- Country: United Kingdom
- Presented by: London Mathematical Society (LMS)
- Eligibility: Mathematician normally resident in the United Kingdom
- Established: 1976
- Website: www.lms.ac.uk/prizes/naylor-prize-and-lectureship-applied-mathematics

= Naylor Prize and Lectureship =

The Naylor Prize and lectureship in Applied Mathematics is a prize of the London Mathematical Society awarded every two years in memory of Dr V.D. Naylor. The award is restricted to a mathematician who reside in the United Kingdom. The "grounds for award can include work in, and influence on, and contributions to applied mathematics and/or the applications of mathematics, and lecturing gifts."
The honor consists of a prize (a sum of money and a diploma) and the invitation to deliver the Naylor Lecture at a meeting of the Society, usually in the year following the award.

## To do
a) Reproduce word for word the part of the passage on the Naylor Prize between "- Eligibility: Mathematician" and "following the award.", inclusive.
b) Translate this sentence from the passage on the Naylor Prize into French: "The Naylor Prize and lectureship in Applied Mathematics is a prize of the London Mathematical Society awarded every two years in memory of Dr V.D. Naylor."
c) Extend the passage on the Naylor Prize, starting after its final sentence.

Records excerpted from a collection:
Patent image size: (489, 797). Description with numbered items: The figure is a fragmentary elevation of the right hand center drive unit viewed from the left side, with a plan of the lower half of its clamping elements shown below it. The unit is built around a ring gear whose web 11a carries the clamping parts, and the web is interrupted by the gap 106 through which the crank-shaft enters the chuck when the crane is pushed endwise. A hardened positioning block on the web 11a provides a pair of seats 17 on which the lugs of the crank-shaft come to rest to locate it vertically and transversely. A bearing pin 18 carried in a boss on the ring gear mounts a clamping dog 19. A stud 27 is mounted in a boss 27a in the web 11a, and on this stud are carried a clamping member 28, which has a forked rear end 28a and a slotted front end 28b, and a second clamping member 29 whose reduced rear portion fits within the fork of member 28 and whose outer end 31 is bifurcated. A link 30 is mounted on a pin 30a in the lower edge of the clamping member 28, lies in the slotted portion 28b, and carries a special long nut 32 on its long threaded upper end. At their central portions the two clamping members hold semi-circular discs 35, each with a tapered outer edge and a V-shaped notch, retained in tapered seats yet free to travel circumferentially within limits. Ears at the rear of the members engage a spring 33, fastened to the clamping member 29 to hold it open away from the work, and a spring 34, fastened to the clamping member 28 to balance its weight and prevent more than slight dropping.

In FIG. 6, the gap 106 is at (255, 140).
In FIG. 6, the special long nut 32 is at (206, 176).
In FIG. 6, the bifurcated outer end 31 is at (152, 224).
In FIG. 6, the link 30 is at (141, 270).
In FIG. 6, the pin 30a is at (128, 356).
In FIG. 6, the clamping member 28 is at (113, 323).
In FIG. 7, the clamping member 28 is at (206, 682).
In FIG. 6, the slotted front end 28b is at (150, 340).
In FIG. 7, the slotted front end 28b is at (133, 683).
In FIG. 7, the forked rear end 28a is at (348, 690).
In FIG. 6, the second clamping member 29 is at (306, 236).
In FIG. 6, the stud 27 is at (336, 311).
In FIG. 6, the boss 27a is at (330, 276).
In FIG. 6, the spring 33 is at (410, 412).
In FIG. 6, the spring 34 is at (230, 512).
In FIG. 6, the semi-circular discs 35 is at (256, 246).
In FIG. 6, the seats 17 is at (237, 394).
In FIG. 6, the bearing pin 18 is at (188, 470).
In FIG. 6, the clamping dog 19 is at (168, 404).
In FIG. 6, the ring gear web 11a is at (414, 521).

## Outputs in order
a)
- Eligibility: Mathematician normally resident in the United Kingdom
- Established: 1976
- Website: www.lms.ac.uk/prizes/naylor-prize-and-lectureship-applied-mathematics

= Naylor Prize and Lectureship =

The Naylor Prize and lectureship in Applied Mathematics is a prize of the London Mathematical Society awarded every two years in memory of Dr V.D. Naylor. The award is restricted to a mathematician who reside in the United Kingdom. The "grounds for award can include work in, and influence on, and contributions to applied mathematics and/or the applications of mathematics, and lecturing gifts."
The honor consists of a prize (a sum of money and a diploma) and the invitation to deliver the Naylor Lecture at a meeting of the Society, usually in the year following the award.

b) Le prix et la conférence Naylor en mathématiques appliquées constituent une distinction de la London Mathematical Society, décernée tous les deux ans à la mémoire du Dr V.D. Naylor.

c)
==Prize winners==
Source:
- 1977 James Lighthill
- 1979 Basil John Mason
- 1981 H. Christopher Longuet-Higgins
- 1983 Michael J. D. Powell
- 1985 I C Percival
- 1987 Douglas Samuel Jones
- 1989 J D Murray
- 1991 Roger Penrose
- 1993 Michael Berry
- 1995 John Ball
- 1997 Frank Kelly
- 1999 Stephen Hawking
- 2000 Athanassios S. Fokas
- 2002 Mark H. A. Davis
- 2004 Richard Jozsa
- 2007 Michael Green
- 2009 Philip Maini
- 2011 John Bryce McLeod
- 2013 Nick Trefethen
- 2015 S. Jonathan Chapman
- 2017 John King
- 2019 Nicholas Higham
- 2021 Endre Süli
- 2023 Jens G. Eggers
- 2025 Helen Byrne

==See also==
- Forder Lectureship
- Whitehead Prize
- Senior Whitehead Prize
- Shephard Prize
- Fröhlich Prize
- Berwick Prize
- Pólya Prize (LMS)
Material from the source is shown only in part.